- [Aim] Search the listing below for the word "cores" and copy each line that holds it.

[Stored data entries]
========================
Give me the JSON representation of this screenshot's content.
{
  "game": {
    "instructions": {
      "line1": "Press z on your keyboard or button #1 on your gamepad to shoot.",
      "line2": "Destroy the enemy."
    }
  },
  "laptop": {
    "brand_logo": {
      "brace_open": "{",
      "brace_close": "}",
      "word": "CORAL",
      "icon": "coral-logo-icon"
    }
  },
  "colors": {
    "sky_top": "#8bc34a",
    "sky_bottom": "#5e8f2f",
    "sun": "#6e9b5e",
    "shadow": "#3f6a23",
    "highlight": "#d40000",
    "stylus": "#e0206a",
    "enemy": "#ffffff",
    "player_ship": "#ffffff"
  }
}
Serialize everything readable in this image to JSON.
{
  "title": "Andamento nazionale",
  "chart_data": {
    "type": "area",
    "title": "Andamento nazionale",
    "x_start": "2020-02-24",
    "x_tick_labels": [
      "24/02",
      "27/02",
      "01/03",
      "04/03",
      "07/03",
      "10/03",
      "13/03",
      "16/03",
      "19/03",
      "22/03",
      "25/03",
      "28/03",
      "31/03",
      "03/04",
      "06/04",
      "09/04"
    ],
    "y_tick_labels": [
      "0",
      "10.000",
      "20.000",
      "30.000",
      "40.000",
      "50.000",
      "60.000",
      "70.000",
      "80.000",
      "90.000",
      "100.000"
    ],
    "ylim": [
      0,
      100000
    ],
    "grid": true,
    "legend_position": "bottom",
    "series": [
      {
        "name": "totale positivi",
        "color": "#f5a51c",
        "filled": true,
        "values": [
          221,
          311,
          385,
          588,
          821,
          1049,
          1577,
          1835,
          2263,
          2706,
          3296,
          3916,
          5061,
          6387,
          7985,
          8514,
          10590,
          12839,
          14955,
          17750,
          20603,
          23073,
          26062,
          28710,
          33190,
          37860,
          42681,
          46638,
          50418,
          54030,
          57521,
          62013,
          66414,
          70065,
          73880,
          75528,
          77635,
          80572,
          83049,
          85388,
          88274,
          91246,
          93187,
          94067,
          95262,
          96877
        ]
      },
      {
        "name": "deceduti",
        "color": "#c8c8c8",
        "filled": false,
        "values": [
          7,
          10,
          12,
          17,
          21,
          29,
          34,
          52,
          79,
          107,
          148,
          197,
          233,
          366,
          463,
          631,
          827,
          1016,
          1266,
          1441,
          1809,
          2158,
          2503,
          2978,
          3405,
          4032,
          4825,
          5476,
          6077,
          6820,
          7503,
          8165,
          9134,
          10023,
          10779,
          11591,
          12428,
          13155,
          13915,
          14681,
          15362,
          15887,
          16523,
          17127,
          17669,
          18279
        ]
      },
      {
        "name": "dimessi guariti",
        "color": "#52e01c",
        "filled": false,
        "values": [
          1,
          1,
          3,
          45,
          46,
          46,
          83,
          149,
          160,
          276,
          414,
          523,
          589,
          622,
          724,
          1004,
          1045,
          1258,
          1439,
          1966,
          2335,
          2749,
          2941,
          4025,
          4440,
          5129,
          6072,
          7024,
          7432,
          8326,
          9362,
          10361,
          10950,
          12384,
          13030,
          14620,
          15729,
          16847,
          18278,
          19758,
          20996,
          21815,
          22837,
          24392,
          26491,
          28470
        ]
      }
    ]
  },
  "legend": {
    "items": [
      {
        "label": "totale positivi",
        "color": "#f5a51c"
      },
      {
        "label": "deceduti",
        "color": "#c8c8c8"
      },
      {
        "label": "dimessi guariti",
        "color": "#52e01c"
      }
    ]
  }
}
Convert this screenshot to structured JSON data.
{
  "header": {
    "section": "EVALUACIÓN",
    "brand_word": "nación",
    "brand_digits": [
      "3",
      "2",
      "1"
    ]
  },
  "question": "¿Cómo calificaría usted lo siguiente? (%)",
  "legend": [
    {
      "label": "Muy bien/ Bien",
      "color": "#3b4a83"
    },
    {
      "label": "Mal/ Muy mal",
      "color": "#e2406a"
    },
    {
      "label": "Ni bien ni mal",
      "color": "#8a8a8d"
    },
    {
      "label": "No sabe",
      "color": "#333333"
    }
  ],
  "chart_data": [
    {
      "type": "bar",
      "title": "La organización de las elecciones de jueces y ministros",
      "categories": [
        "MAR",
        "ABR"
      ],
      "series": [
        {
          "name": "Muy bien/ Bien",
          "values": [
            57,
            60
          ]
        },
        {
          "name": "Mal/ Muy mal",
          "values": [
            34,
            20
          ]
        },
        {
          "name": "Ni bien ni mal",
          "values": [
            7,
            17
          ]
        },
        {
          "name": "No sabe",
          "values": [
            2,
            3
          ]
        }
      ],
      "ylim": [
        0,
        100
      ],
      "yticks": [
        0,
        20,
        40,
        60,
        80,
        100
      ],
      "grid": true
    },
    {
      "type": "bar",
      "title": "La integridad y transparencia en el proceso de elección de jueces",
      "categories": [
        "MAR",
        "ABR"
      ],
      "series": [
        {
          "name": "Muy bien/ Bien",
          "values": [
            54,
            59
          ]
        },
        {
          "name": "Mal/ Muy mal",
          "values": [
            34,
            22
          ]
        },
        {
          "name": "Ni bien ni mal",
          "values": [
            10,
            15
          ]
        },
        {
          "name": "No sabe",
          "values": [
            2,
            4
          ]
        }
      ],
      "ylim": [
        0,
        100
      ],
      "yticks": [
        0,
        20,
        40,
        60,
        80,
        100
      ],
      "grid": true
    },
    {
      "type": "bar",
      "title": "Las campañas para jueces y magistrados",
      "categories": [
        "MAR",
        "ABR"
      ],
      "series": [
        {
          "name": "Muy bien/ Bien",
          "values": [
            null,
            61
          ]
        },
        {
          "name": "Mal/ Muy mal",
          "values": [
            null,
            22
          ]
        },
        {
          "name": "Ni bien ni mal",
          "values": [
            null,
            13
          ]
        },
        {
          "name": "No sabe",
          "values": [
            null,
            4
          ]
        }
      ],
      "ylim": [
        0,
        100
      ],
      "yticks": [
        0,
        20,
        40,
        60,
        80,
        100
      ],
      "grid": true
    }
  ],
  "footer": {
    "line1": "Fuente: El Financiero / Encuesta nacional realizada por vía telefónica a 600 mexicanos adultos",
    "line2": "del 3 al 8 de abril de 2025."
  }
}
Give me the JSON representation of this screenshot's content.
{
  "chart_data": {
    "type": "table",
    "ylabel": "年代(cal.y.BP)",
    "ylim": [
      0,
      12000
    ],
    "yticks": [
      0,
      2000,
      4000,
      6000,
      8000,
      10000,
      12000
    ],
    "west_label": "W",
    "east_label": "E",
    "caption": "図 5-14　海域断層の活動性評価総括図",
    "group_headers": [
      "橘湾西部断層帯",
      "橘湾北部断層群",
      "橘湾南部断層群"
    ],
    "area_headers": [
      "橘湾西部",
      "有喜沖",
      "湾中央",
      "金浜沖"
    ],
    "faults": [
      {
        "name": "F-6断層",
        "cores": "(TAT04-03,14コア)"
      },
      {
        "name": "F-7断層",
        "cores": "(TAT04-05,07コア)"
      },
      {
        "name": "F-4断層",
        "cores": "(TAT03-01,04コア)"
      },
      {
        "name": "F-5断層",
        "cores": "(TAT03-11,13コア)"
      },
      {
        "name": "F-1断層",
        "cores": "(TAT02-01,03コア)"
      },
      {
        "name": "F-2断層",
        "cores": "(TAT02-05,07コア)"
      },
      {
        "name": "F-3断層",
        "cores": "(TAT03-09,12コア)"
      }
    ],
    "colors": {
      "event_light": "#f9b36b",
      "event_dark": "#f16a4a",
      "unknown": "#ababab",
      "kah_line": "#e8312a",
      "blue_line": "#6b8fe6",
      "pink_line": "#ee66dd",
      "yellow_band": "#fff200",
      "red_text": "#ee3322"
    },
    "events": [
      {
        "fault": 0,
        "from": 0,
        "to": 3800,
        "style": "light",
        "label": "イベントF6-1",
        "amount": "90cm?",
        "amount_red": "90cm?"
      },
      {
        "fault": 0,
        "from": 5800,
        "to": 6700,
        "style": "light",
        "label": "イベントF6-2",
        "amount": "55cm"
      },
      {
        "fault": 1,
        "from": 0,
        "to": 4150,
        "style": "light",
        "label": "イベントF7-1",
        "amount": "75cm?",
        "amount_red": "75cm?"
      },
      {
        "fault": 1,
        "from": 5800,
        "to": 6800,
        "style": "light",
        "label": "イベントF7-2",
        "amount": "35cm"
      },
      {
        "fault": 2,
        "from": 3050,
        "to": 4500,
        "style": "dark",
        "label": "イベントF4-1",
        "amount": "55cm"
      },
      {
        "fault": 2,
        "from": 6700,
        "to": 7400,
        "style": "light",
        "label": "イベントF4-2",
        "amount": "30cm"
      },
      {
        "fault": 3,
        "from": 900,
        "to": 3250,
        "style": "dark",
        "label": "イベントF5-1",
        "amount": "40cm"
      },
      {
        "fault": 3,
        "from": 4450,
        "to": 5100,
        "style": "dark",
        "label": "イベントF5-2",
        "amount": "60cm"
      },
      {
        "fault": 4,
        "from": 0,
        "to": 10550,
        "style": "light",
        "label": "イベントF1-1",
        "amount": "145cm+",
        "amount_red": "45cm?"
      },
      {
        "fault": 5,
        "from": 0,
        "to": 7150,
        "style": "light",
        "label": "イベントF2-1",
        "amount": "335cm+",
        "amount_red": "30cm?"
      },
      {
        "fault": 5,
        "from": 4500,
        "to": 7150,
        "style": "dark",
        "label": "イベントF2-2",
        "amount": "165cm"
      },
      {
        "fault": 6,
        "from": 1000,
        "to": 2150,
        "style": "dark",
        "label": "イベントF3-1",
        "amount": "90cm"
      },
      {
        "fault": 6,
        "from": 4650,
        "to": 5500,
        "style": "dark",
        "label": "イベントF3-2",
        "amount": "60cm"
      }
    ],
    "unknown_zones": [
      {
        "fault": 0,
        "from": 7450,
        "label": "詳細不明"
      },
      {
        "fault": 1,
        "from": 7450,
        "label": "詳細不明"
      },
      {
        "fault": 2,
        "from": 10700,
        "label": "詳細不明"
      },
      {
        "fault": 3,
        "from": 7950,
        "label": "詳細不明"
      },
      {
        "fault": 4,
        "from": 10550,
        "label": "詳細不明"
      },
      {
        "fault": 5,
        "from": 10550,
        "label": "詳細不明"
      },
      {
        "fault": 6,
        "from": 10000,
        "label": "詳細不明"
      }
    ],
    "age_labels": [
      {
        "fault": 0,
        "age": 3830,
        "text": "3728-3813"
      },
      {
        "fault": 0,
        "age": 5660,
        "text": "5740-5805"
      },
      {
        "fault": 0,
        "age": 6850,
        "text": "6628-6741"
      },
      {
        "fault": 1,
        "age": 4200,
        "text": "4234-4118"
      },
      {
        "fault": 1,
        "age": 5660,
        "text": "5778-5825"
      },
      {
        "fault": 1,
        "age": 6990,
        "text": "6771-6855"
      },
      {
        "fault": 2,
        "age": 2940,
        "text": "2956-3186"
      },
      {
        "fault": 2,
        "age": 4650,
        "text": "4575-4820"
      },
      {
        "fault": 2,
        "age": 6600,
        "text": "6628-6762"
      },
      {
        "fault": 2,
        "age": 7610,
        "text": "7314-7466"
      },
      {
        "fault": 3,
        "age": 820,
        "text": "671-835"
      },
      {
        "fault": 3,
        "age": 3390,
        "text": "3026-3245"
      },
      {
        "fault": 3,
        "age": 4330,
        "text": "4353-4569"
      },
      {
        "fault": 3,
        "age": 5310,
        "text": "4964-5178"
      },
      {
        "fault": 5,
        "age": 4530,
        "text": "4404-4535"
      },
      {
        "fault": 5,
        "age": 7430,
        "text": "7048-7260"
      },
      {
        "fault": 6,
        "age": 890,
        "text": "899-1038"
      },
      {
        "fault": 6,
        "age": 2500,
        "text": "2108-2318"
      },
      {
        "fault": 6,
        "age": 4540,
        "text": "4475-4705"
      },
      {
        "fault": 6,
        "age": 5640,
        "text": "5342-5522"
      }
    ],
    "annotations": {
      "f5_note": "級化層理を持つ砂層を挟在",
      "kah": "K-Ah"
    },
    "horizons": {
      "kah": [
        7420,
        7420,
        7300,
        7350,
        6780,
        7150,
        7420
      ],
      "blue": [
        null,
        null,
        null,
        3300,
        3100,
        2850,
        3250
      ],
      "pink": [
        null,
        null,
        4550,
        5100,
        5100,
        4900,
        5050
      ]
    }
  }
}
========================
- [Response below]
        "cores": "(TAT04-03,14コア)"
        "cores": "(TAT04-05,07コア)"
        "cores": "(TAT03-01,04コア)"
        "cores": "(TAT03-11,13コア)"
        "cores": "(TAT02-01,03コア)"
        "cores": "(TAT02-05,07コア)"
        "cores": "(TAT03-09,12コア)"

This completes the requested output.